Objectives:
- a) Print the portion of the glibc patch text from "After this modification, we" to "insertions(+), 28 deletions(-)", inclusive.
- b) Arrange the lines of the entries, from the line holding "localize all elements." to the line holding "intro-paragraph-1: Calculating machinery", inclusive, as a JSON list of strings, one string per line, with blank lines omitted. Leave the pictures out of the list.

Reading passage:
# # # # # # #

In glibc, there are two places use FRAC_SUB and occurs the overlap.
The first is _FP_DIV_MEAT_N_loop in op-common.h, it uses the source
_FP_DIV_MEAT_N_loop_u as the destination. This macro only be used
when N is one(_FP_DIV_MEAT_1_loop) and then the _FP_FRAC_SUB_##wc
extend to _FP_FRAC_SUB_1 in this macro. so it also work because
_FP_FRAC_SUB_1 has no overlap problem in its implementation.
The second places is _FP_DIV_MEAT_4_udiv, the original value of X##_f[0]
is overwritten before the calculatation.

In FRAC_SUB_1 and FRAC_SUB_2, there don't refer the source after
destination have been set, so they have no problem.

After this modification, we can pass the soft floating testing of glibc
testsuites on RV32.

        * soft-fp/op-4.h (_FP_FRAC_SUB_3, _FP_FRAC_SUB_4): Use temporary
        variable to avoid overlap arguments.
---
 ChangeLog      |  5 +++++
 soft-fp/op-4.h | 63 ++++++++++++++++++++++++++++++++--------------------------
 2 files changed, 40 insertions(+), 28 deletions(-)

diff --git a/ChangeLog b/ChangeLog
index b798b63..0cced2b 100644
--- a/ChangeLog
+++ b/ChangeLog
@@ -1,3 +1,8 @@
+2018-10-31  Zong Li  <[hidden email]>
+
+ * soft-fp/op-4.h (_FP_FRAC_SUB_3, _FP_FRAC_SUB_4): Use temporary
+ variable to avoid overlap arguments.

# # # # # # #

Information shown:
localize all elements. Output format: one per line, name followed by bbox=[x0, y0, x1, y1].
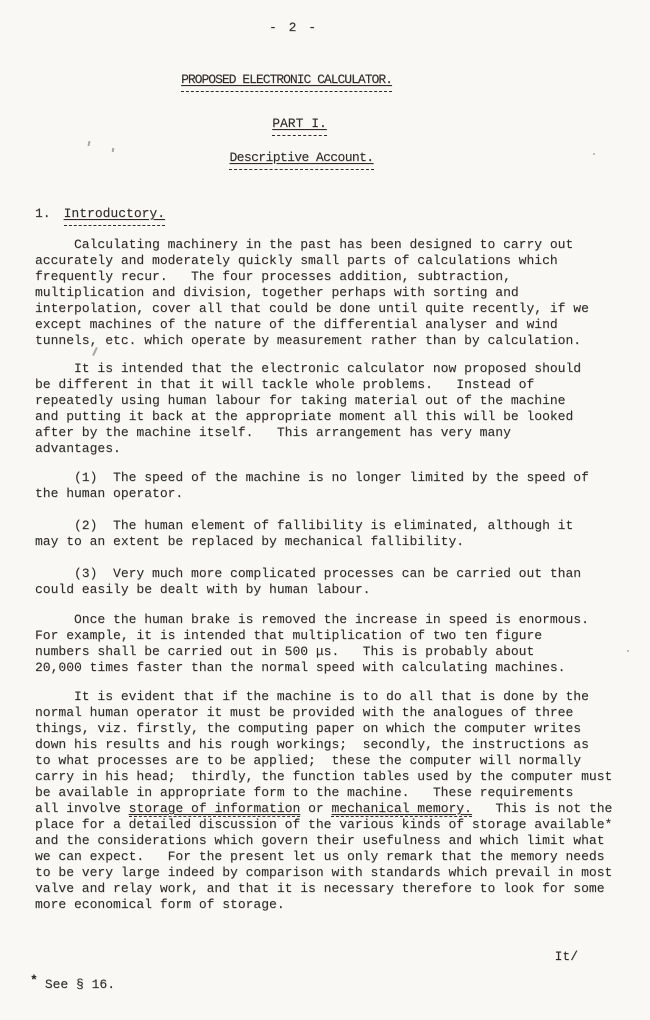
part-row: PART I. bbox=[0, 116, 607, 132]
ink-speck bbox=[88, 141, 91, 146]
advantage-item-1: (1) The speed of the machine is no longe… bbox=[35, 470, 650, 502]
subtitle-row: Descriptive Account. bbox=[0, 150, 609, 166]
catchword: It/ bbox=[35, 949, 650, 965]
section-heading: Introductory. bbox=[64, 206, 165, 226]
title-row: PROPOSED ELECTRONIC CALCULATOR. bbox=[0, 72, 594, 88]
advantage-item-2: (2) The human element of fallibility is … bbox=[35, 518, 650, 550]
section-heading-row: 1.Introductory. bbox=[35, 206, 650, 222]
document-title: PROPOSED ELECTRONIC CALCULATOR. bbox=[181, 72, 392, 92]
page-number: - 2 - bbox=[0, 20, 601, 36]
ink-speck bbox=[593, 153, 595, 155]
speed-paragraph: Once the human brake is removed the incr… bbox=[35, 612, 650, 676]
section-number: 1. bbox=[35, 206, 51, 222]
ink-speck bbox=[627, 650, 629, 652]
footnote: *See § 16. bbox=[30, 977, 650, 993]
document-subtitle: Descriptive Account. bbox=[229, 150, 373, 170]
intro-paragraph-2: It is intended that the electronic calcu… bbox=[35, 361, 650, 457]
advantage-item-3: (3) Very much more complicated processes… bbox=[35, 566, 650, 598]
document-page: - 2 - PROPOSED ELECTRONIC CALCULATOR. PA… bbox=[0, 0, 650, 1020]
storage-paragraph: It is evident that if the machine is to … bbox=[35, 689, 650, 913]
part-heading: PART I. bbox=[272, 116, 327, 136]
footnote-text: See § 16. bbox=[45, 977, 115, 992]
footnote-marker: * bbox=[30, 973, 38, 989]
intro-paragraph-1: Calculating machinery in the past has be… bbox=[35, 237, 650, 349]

# # # # # # #

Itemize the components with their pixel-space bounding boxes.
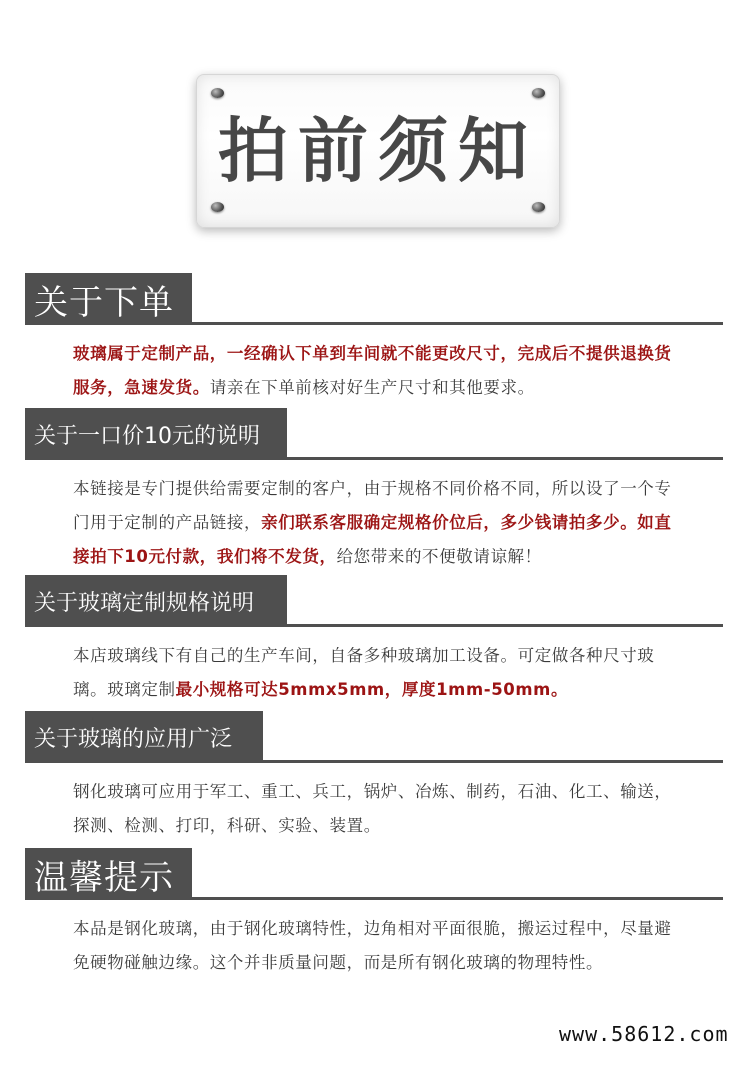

# # # # # # #

Responses to the tasks:
- a)
After this modification, we can pass the soft floating testing of glibc
testsuites on RV32.

        * soft-fp/op-4.h (_FP_FRAC_SUB_3, _FP_FRAC_SUB_4): Use temporary
        variable to avoid overlap arguments.
---
 ChangeLog      |  5 +++++
 soft-fp/op-4.h | 63 ++++++++++++++++++++++++++++++++--------------------------
 2 files changed, 40 insertions(+), 28 deletions(-)

- b)
[
  "localize all elements. Output format: one per line, name followed by bbox=[x0, y0, x1, y1].",
  "part-row: PART I. bbox=[0, 116, 607, 132]",
  "ink-speck bbox=[88, 141, 91, 146]",
  "advantage-item-1: (1) The speed of the machine is no longe… bbox=[35, 470, 650, 502]",
  "subtitle-row: Descriptive Account. bbox=[0, 150, 609, 166]",
  "catchword: It/ bbox=[35, 949, 650, 965]",
  "section-heading: Introductory. bbox=[64, 206, 165, 226]",
  "title-row: PROPOSED ELECTRONIC CALCULATOR. bbox=[0, 72, 594, 88]",
  "advantage-item-2: (2) The human element of fallibility is … bbox=[35, 518, 650, 550]",
  "section-heading-row: 1.Introductory. bbox=[35, 206, 650, 222]",
  "document-title: PROPOSED ELECTRONIC CALCULATOR. bbox=[181, 72, 392, 92]",
  "page-number: - 2 - bbox=[0, 20, 601, 36]",
  "ink-speck bbox=[593, 153, 595, 155]",
  "speed-paragraph: Once the human brake is removed the incr… bbox=[35, 612, 650, 676]",
  "section-number: 1. bbox=[35, 206, 51, 222]",
  "ink-speck bbox=[627, 650, 629, 652]",
  "footnote: *See § 16. bbox=[30, 977, 650, 993]",
  "document-subtitle: Descriptive Account. bbox=[229, 150, 373, 170]",
  "intro-paragraph-2: It is intended that the electronic calcu… bbox=[35, 361, 650, 457]",
  "advantage-item-3: (3) Very much more complicated processes… bbox=[35, 566, 650, 598]",
  "document-page: - 2 - PROPOSED ELECTRONIC CALCULATOR. PA… bbox=[0, 0, 650, 1020]",
  "storage-paragraph: It is evident that if the machine is to … bbox=[35, 689, 650, 913]",
  "part-heading: PART I. bbox=[272, 116, 327, 136]",
  "footnote-text: See § 16. bbox=[45, 977, 115, 992]",
  "footnote-marker: * bbox=[30, 973, 38, 989]",
  "intro-paragraph-1: Calculating machinery in the past has be… bbox=[35, 237, 650, 349]"
]